INFORMATION SUPPLIED →
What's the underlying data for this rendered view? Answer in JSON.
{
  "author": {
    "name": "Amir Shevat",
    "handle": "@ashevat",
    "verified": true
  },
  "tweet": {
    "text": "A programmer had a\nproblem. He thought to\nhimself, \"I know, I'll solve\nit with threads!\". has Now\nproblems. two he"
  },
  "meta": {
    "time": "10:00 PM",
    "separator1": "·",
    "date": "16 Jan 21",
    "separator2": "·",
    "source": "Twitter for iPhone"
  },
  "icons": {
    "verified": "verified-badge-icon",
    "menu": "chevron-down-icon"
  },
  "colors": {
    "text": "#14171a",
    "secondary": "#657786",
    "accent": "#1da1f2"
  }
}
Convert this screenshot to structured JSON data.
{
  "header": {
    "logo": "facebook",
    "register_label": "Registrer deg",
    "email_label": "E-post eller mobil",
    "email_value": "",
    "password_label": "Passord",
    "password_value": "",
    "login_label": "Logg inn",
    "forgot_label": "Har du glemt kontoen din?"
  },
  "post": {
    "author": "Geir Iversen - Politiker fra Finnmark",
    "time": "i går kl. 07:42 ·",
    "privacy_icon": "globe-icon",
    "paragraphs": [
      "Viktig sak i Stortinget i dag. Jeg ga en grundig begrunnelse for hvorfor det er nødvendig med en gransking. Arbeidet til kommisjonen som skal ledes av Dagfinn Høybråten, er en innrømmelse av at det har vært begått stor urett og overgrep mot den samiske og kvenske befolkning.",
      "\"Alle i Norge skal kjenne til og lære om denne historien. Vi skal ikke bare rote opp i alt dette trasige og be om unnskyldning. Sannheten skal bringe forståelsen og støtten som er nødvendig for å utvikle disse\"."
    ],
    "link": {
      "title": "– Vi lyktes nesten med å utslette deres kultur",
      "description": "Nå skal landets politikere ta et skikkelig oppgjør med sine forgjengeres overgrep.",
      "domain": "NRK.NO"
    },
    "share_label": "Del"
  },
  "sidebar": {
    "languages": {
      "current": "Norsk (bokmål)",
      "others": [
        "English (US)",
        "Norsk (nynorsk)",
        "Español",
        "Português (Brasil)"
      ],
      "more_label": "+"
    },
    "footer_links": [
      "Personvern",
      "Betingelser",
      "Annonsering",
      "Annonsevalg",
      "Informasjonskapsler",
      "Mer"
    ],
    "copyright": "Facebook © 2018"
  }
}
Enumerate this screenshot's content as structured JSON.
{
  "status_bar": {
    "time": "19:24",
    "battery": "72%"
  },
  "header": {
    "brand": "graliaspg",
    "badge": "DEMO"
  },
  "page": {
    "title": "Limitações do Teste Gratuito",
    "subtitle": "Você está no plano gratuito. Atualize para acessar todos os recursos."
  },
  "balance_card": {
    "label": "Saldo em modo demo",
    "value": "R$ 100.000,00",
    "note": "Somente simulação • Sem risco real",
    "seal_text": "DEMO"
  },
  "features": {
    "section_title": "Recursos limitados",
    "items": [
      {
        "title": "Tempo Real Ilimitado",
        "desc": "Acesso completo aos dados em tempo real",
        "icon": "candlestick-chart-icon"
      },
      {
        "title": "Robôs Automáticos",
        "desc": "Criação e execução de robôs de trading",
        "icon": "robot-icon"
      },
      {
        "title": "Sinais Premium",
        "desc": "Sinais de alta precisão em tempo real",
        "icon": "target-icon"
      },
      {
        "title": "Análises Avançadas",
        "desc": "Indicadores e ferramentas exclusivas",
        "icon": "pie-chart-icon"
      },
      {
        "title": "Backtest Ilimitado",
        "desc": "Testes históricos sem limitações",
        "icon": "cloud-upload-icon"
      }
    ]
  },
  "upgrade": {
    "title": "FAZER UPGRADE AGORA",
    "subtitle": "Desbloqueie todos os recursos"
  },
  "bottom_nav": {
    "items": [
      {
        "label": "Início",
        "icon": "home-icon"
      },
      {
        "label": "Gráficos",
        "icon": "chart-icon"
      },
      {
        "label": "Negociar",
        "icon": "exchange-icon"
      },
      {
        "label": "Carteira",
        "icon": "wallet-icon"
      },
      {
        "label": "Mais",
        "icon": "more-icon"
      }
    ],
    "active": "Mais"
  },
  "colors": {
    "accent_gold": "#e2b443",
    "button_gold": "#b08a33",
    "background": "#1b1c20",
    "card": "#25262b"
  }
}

THE EXERCISE →
Write out every entry again, keeping each line exactly the same.

REPLY TO THE TASK →
What's the underlying data for this rendered view? Answer in JSON.
{
  "author": {
    "name": "Amir Shevat",
    "handle": "@ashevat",
    "verified": true
  },
  "tweet": {
    "text": "A programmer had a\nproblem. He thought to\nhimself, \"I know, I'll solve\nit with threads!\". has Now\nproblems. two he"
  },
  "meta": {
    "time": "10:00 PM",
    "separator1": "·",
    "date": "16 Jan 21",
    "separator2": "·",
    "source": "Twitter for iPhone"
  },
  "icons": {
    "verified": "verified-badge-icon",
    "menu": "chevron-down-icon"
  },
  "colors": {
    "text": "#14171a",
    "secondary": "#657786",
    "accent": "#1da1f2"
  }
}
Convert this screenshot to structured JSON data.
{
  "header": {
    "logo": "facebook",
    "register_label": "Registrer deg",
    "email_label": "E-post eller mobil",
    "email_value": "",
    "password_label": "Passord",
    "password_value": "",
    "login_label": "Logg inn",
    "forgot_label": "Har du glemt kontoen din?"
  },
  "post": {
    "author": "Geir Iversen - Politiker fra Finnmark",
    "time": "i går kl. 07:42 ·",
    "privacy_icon": "globe-icon",
    "paragraphs": [
      "Viktig sak i Stortinget i dag. Jeg ga en grundig begrunnelse for hvorfor det er nødvendig med en gransking. Arbeidet til kommisjonen som skal ledes av Dagfinn Høybråten, er en innrømmelse av at det har vært begått stor urett og overgrep mot den samiske og kvenske befolkning.",
      "\"Alle i Norge skal kjenne til og lære om denne historien. Vi skal ikke bare rote opp i alt dette trasige og be om unnskyldning. Sannheten skal bringe forståelsen og støtten som er nødvendig for å utvikle disse\"."
    ],
    "link": {
      "title": "– Vi lyktes nesten med å utslette deres kultur",
      "description": "Nå skal landets politikere ta et skikkelig oppgjør med sine forgjengeres overgrep.",
      "domain": "NRK.NO"
    },
    "share_label": "Del"
  },
  "sidebar": {
    "languages": {
      "current": "Norsk (bokmål)",
      "others": [
        "English (US)",
        "Norsk (nynorsk)",
        "Español",
        "Português (Brasil)"
      ],
      "more_label": "+"
    },
    "footer_links": [
      "Personvern",
      "Betingelser",
      "Annonsering",
      "Annonsevalg",
      "Informasjonskapsler",
      "Mer"
    ],
    "copyright": "Facebook © 2018"
  }
}
Enumerate this screenshot's content as structured JSON.
{
  "status_bar": {
    "time": "19:24",
    "battery": "72%"
  },
  "header": {
    "brand": "graliaspg",
    "badge": "DEMO"
  },
  "page": {
    "title": "Limitações do Teste Gratuito",
    "subtitle": "Você está no plano gratuito. Atualize para acessar todos os recursos."
  },
  "balance_card": {
    "label": "Saldo em modo demo",
    "value": "R$ 100.000,00",
    "note": "Somente simulação • Sem risco real",
    "seal_text": "DEMO"
  },
  "features": {
    "section_title": "Recursos limitados",
    "items": [
      {
        "title": "Tempo Real Ilimitado",
        "desc": "Acesso completo aos dados em tempo real",
        "icon": "candlestick-chart-icon"
      },
      {
        "title": "Robôs Automáticos",
        "desc": "Criação e execução de robôs de trading",
        "icon": "robot-icon"
      },
      {
        "title": "Sinais Premium",
        "desc": "Sinais de alta precisão em tempo real",
        "icon": "target-icon"
      },
      {
        "title": "Análises Avançadas",
        "desc": "Indicadores e ferramentas exclusivas",
        "icon": "pie-chart-icon"
      },
      {
        "title": "Backtest Ilimitado",
        "desc": "Testes históricos sem limitações",
        "icon": "cloud-upload-icon"
      }
    ]
  },
  "upgrade": {
    "title": "FAZER UPGRADE AGORA",
    "subtitle": "Desbloqueie todos os recursos"
  },
  "bottom_nav": {
    "items": [
      {
        "label": "Início",
        "icon": "home-icon"
      },
      {
        "label": "Gráficos",
        "icon": "chart-icon"
      },
      {
        "label": "Negociar",
        "icon": "exchange-icon"
      },
      {
        "label": "Carteira",
        "icon": "wallet-icon"
      },
      {
        "label": "Mais",
        "icon": "more-icon"
      }
    ],
    "active": "Mais"
  },
  "colors": {
    "accent_gold": "#e2b443",
    "button_gold": "#b08a33",
    "background": "#1b1c20",
    "card": "#25262b"
  }
}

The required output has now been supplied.